• **Goal**
Take every line from the material that has the word "spectrogram" in it.

Dataset items
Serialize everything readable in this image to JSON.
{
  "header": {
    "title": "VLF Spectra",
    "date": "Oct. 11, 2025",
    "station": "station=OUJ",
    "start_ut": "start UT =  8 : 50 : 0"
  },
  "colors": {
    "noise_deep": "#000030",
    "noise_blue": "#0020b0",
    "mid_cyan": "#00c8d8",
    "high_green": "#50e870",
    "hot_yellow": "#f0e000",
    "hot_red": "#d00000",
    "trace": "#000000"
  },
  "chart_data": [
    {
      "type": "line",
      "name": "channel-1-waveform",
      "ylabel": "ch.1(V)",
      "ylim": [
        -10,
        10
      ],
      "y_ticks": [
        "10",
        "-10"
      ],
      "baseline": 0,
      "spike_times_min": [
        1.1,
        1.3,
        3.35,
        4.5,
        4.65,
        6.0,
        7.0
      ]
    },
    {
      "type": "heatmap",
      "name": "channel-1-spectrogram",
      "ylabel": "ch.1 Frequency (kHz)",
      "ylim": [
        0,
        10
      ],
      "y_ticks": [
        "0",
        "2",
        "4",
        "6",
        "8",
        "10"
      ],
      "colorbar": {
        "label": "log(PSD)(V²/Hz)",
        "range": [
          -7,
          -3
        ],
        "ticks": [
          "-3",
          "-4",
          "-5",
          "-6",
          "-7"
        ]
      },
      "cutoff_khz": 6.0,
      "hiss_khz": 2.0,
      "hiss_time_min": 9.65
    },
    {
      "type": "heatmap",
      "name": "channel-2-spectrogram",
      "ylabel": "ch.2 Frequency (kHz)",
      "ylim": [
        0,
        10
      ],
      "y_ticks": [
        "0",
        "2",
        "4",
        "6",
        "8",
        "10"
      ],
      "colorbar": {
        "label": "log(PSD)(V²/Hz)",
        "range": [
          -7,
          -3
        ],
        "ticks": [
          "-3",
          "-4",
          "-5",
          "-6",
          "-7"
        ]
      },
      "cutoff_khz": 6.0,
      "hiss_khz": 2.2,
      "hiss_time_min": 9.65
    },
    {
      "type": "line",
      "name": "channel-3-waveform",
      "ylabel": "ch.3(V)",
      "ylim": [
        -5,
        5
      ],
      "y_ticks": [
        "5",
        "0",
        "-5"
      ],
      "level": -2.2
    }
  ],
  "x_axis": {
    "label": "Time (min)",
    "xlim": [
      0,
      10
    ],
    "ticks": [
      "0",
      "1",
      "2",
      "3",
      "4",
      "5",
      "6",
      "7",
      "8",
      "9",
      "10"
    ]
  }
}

• **Result**
      "name": "channel-1-spectrogram",
      "name": "channel-2-spectrogram",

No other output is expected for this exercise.